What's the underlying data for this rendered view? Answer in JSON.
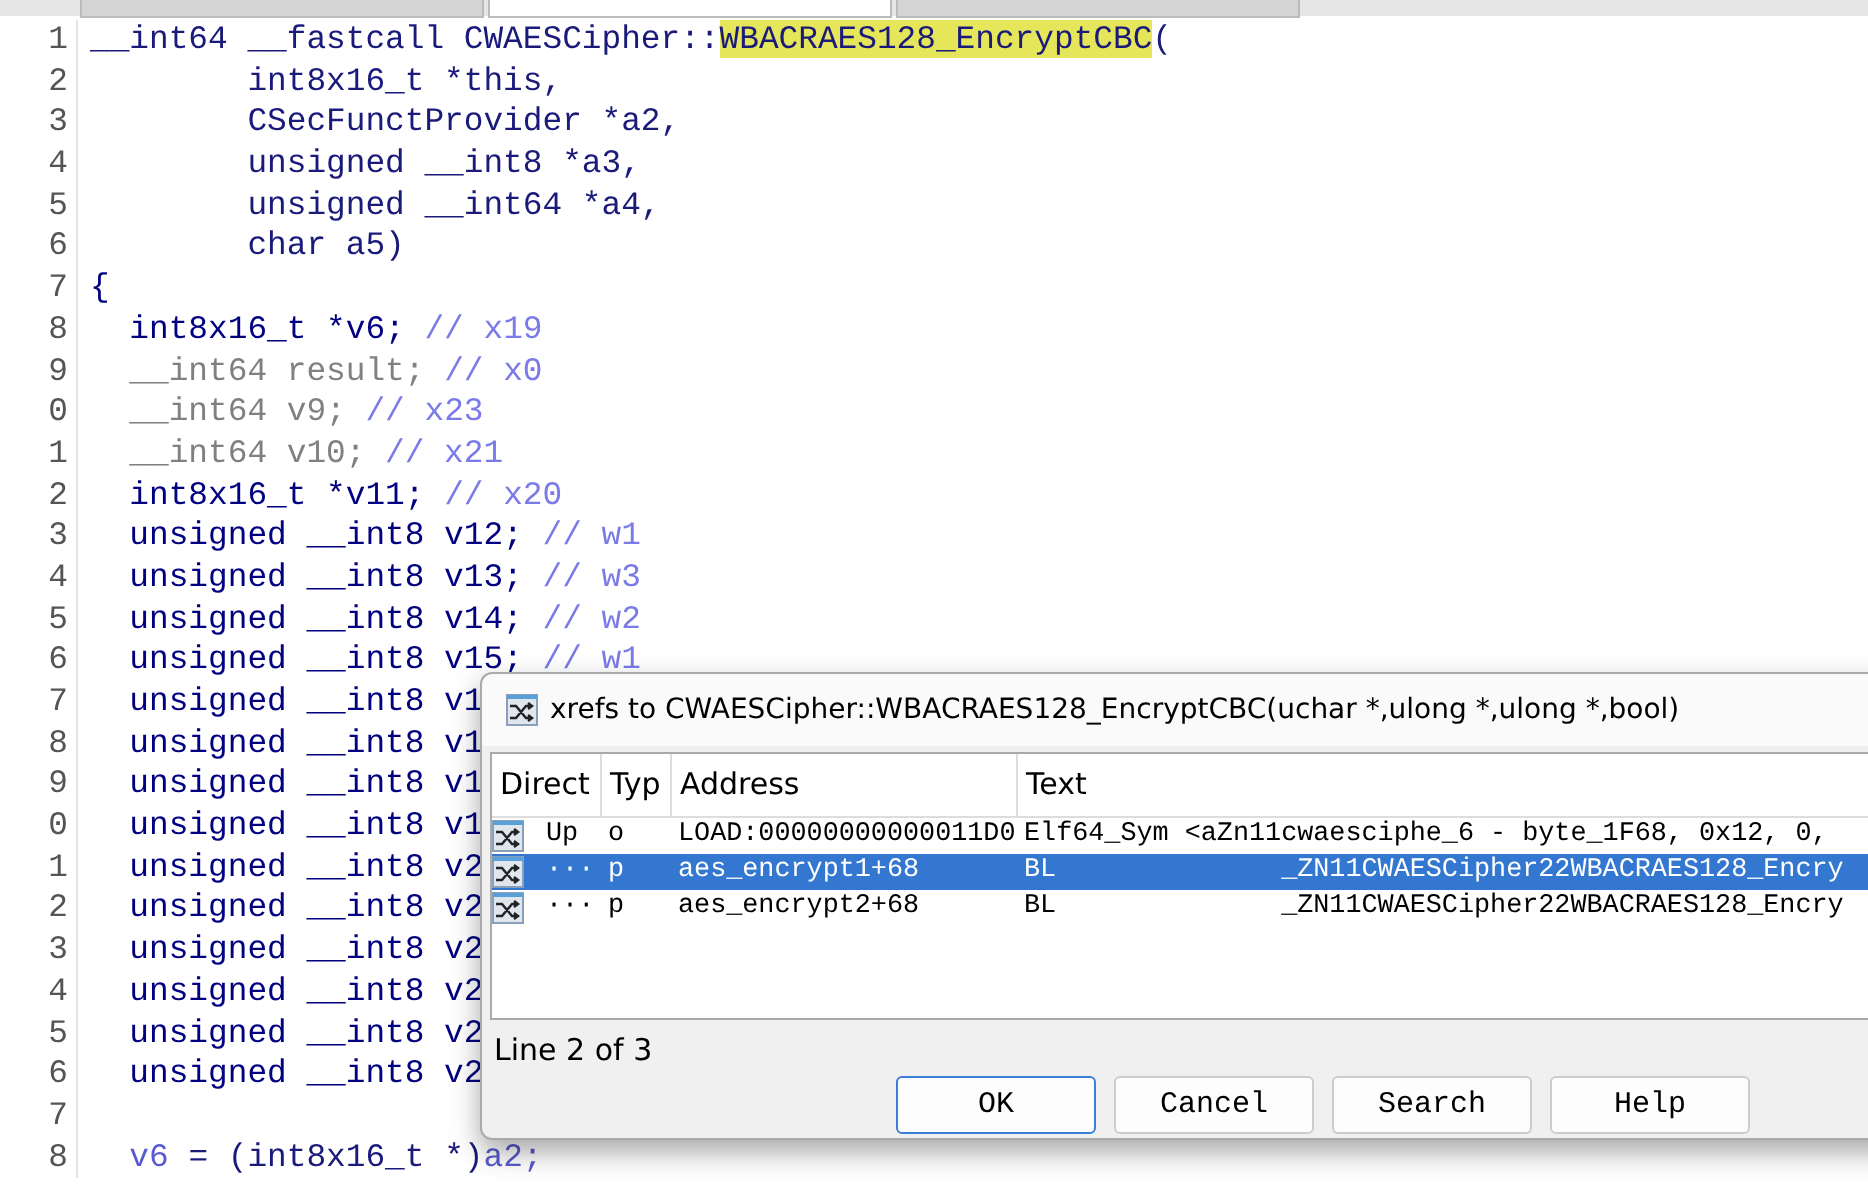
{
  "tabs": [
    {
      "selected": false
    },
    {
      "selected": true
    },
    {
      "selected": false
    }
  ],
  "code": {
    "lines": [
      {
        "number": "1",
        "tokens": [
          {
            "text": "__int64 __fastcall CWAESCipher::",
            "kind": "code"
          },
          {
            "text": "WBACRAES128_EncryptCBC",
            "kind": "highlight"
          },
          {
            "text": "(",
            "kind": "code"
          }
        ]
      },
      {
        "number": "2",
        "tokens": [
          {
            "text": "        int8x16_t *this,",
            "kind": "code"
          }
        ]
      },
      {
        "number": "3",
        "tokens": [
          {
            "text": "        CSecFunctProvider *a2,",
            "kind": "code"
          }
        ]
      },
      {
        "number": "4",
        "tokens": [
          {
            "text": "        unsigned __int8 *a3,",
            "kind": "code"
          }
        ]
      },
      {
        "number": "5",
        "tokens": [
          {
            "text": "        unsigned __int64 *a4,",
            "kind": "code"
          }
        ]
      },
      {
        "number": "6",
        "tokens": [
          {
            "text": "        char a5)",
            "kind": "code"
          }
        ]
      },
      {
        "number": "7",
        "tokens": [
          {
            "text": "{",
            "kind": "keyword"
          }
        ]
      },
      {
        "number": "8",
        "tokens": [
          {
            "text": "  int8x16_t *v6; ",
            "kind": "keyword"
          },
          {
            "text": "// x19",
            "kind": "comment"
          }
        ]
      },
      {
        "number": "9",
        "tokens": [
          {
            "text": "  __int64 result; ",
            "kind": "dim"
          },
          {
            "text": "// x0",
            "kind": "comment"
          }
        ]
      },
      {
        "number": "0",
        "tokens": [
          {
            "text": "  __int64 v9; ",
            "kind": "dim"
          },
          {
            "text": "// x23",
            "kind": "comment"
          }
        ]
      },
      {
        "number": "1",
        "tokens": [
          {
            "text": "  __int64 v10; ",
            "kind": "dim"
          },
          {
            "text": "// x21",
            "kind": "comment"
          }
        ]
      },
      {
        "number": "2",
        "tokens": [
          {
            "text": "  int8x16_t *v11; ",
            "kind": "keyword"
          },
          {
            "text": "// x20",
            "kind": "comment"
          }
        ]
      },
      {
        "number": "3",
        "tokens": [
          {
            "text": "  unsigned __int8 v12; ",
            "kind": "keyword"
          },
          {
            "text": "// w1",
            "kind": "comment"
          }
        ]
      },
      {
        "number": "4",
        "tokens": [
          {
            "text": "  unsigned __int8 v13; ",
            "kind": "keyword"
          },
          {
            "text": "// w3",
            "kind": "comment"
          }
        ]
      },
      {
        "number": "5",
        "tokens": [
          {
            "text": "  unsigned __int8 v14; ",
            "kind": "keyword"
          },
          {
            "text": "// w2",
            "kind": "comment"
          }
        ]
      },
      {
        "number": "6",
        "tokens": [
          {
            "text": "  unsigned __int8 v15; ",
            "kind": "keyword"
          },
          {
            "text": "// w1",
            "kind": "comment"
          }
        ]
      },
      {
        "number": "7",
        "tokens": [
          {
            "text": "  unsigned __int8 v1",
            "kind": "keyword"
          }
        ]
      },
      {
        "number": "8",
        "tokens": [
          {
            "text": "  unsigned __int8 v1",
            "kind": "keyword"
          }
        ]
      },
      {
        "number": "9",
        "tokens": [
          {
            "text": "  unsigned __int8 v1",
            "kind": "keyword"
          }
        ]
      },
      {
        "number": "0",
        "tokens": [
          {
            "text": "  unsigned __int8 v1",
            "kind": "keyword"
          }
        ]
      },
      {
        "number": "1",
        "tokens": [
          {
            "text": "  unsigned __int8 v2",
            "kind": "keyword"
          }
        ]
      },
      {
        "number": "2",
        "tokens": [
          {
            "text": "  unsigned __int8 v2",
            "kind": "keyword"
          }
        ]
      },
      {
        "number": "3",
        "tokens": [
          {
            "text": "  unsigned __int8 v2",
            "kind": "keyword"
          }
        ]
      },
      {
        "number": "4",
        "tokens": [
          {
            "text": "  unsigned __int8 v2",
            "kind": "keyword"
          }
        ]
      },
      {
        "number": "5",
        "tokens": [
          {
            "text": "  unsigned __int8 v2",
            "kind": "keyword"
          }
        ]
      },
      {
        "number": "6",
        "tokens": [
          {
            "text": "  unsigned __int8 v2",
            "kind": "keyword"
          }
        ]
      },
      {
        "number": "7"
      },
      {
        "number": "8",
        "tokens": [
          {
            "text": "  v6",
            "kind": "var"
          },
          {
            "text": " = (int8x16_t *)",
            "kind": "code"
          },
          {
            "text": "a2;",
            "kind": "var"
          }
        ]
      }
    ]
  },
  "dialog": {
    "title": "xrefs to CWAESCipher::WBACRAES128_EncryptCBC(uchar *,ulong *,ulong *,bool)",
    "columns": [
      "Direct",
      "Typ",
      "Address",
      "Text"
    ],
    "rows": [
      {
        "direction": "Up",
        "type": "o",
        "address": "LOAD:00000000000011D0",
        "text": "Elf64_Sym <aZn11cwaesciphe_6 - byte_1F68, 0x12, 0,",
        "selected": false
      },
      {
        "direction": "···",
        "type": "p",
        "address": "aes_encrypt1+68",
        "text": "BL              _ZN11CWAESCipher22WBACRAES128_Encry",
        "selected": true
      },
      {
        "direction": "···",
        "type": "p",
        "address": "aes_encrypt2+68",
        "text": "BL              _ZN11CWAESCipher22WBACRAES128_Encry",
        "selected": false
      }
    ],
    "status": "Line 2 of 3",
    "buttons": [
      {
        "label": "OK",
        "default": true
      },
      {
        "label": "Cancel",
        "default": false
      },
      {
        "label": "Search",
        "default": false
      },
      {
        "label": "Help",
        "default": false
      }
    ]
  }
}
────────────────────
__Written request__. Going through the entries above, report how many lines include the string "true". The number alone is the answer.

__Result of the task__. 3